▸ **Dataset records**
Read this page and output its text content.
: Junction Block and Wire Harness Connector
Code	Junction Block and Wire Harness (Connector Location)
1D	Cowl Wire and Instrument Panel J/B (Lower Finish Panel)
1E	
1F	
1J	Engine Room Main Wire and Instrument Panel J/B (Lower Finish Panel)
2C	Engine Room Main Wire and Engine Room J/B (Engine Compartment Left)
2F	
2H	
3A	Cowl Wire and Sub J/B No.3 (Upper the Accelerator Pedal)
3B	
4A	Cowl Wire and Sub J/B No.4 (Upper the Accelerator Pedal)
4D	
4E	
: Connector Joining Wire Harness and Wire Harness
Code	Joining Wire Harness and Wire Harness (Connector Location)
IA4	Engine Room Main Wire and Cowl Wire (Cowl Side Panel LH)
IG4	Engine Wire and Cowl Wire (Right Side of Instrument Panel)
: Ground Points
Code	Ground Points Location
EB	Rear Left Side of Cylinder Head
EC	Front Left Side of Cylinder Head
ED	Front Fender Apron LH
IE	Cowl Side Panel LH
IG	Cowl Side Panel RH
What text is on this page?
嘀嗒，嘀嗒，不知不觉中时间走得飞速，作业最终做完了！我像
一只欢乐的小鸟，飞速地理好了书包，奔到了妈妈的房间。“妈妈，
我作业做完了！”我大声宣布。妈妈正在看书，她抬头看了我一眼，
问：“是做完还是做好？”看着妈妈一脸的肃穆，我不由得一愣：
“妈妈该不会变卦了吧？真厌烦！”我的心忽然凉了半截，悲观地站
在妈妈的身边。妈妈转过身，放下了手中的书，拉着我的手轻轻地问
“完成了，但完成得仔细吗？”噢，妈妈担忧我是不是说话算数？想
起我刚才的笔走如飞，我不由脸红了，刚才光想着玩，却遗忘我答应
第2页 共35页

▸ **Request**
Give back all the data exactly as written.

▸ **Answer for the task**
Read this page and output its text content.
: Junction Block and Wire Harness Connector
Code	Junction Block and Wire Harness (Connector Location)
1D	Cowl Wire and Instrument Panel J/B (Lower Finish Panel)
1E	
1F	
1J	Engine Room Main Wire and Instrument Panel J/B (Lower Finish Panel)
2C	Engine Room Main Wire and Engine Room J/B (Engine Compartment Left)
2F	
2H	
3A	Cowl Wire and Sub J/B No.3 (Upper the Accelerator Pedal)
3B	
4A	Cowl Wire and Sub J/B No.4 (Upper the Accelerator Pedal)
4D	
4E	
: Connector Joining Wire Harness and Wire Harness
Code	Joining Wire Harness and Wire Harness (Connector Location)
IA4	Engine Room Main Wire and Cowl Wire (Cowl Side Panel LH)
IG4	Engine Wire and Cowl Wire (Right Side of Instrument Panel)
: Ground Points
Code	Ground Points Location
EB	Rear Left Side of Cylinder Head
EC	Front Left Side of Cylinder Head
ED	Front Fender Apron LH
IE	Cowl Side Panel LH
IG	Cowl Side Panel RH
What text is on this page?
嘀嗒，嘀嗒，不知不觉中时间走得飞速，作业最终做完了！我像
一只欢乐的小鸟，飞速地理好了书包，奔到了妈妈的房间。“妈妈，
我作业做完了！”我大声宣布。妈妈正在看书，她抬头看了我一眼，
问：“是做完还是做好？”看着妈妈一脸的肃穆，我不由得一愣：
“妈妈该不会变卦了吧？真厌烦！”我的心忽然凉了半截，悲观地站
在妈妈的身边。妈妈转过身，放下了手中的书，拉着我的手轻轻地问
“完成了，但完成得仔细吗？”噢，妈妈担忧我是不是说话算数？想
起我刚才的笔走如飞，我不由脸红了，刚才光想着玩，却遗忘我答应
第2页 共35页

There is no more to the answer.